● WHAT YOU SHOULD DO: An exact transcript of all the records is the expected answer.

● Items listed in a dataset:
• • • • • • •

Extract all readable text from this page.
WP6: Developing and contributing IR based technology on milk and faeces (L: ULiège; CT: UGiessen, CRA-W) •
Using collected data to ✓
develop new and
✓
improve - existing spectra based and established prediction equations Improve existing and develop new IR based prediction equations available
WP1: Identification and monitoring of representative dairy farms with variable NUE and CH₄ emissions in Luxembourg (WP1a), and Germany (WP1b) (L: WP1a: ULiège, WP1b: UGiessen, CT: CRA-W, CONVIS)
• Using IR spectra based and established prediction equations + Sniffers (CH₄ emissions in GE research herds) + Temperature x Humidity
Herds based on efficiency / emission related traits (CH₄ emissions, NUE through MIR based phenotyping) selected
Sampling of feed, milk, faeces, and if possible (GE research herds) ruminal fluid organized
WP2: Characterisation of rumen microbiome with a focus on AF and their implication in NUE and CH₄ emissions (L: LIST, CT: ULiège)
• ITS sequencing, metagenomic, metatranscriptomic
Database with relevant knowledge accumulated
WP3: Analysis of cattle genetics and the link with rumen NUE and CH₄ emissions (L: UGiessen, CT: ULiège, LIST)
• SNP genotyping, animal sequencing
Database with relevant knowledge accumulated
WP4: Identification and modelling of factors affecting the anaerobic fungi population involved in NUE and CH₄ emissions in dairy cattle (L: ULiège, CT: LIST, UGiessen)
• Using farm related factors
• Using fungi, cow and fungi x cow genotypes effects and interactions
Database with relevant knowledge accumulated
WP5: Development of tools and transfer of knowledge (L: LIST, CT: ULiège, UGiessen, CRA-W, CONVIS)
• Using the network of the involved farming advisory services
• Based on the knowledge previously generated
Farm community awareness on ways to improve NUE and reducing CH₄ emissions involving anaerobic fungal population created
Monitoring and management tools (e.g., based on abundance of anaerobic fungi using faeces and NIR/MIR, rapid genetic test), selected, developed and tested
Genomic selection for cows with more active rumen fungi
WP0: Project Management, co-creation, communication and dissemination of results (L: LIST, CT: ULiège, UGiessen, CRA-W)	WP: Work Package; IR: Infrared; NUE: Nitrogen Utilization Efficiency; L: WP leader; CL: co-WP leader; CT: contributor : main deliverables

• • • • • • •

● SOLUTION TO THIS PROBLEM:
Extract all readable text from this page.
WP6: Developing and contributing IR based technology on milk and faeces (L: ULiège; CT: UGiessen, CRA-W) •
Using collected data to ✓
develop new and
✓
improve - existing spectra based and established prediction equations Improve existing and develop new IR based prediction equations available
WP1: Identification and monitoring of representative dairy farms with variable NUE and CH₄ emissions in Luxembourg (WP1a), and Germany (WP1b) (L: WP1a: ULiège, WP1b: UGiessen, CT: CRA-W, CONVIS)
• Using IR spectra based and established prediction equations + Sniffers (CH₄ emissions in GE research herds) + Temperature x Humidity
Herds based on efficiency / emission related traits (CH₄ emissions, NUE through MIR based phenotyping) selected
Sampling of feed, milk, faeces, and if possible (GE research herds) ruminal fluid organized
WP2: Characterisation of rumen microbiome with a focus on AF and their implication in NUE and CH₄ emissions (L: LIST, CT: ULiège)
• ITS sequencing, metagenomic, metatranscriptomic
Database with relevant knowledge accumulated
WP3: Analysis of cattle genetics and the link with rumen NUE and CH₄ emissions (L: UGiessen, CT: ULiège, LIST)
• SNP genotyping, animal sequencing
Database with relevant knowledge accumulated
WP4: Identification and modelling of factors affecting the anaerobic fungi population involved in NUE and CH₄ emissions in dairy cattle (L: ULiège, CT: LIST, UGiessen)
• Using farm related factors
• Using fungi, cow and fungi x cow genotypes effects and interactions
Database with relevant knowledge accumulated
WP5: Development of tools and transfer of knowledge (L: LIST, CT: ULiège, UGiessen, CRA-W, CONVIS)
• Using the network of the involved farming advisory services
• Based on the knowledge previously generated
Farm community awareness on ways to improve NUE and reducing CH₄ emissions involving anaerobic fungal population created
Monitoring and management tools (e.g., based on abundance of anaerobic fungi using faeces and NIR/MIR, rapid genetic test), selected, developed and tested
Genomic selection for cows with more active rumen fungi
WP0: Project Management, co-creation, communication and dissemination of results (L: LIST, CT: ULiège, UGiessen, CRA-W)	WP: Work Package; IR: Infrared; NUE: Nitrogen Utilization Efficiency; L: WP leader; CL: co-WP leader; CT: contributor : main deliverables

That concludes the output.